### Data shown
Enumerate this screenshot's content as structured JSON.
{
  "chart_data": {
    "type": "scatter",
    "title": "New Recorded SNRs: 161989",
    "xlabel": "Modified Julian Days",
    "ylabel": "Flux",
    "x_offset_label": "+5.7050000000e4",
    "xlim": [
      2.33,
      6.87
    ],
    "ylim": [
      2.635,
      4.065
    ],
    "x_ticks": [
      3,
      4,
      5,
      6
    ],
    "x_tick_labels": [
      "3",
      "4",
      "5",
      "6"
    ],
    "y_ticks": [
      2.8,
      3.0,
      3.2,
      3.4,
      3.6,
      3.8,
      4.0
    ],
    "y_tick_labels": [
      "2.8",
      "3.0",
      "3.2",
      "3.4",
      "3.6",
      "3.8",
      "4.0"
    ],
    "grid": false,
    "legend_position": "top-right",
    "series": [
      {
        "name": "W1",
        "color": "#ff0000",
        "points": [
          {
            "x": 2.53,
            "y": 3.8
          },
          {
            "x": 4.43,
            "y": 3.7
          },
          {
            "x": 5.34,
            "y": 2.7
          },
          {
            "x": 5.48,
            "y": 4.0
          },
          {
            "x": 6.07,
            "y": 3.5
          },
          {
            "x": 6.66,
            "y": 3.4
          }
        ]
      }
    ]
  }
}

### Brief
Every entry must be quoted exactly as it appears above.

### Answer to the exercise
Enumerate this screenshot's content as structured JSON.
{
  "chart_data": {
    "type": "scatter",
    "title": "New Recorded SNRs: 161989",
    "xlabel": "Modified Julian Days",
    "ylabel": "Flux",
    "x_offset_label": "+5.7050000000e4",
    "xlim": [
      2.33,
      6.87
    ],
    "ylim": [
      2.635,
      4.065
    ],
    "x_ticks": [
      3,
      4,
      5,
      6
    ],
    "x_tick_labels": [
      "3",
      "4",
      "5",
      "6"
    ],
    "y_ticks": [
      2.8,
      3.0,
      3.2,
      3.4,
      3.6,
      3.8,
      4.0
    ],
    "y_tick_labels": [
      "2.8",
      "3.0",
      "3.2",
      "3.4",
      "3.6",
      "3.8",
      "4.0"
    ],
    "grid": false,
    "legend_position": "top-right",
    "series": [
      {
        "name": "W1",
        "color": "#ff0000",
        "points": [
          {
            "x": 2.53,
            "y": 3.8
          },
          {
            "x": 4.43,
            "y": 3.7
          },
          {
            "x": 5.34,
            "y": 2.7
          },
          {
            "x": 5.48,
            "y": 4.0
          },
          {
            "x": 6.07,
            "y": 3.5
          },
          {
            "x": 6.66,
            "y": 3.4
          }
        ]
      }
    ]
  }
}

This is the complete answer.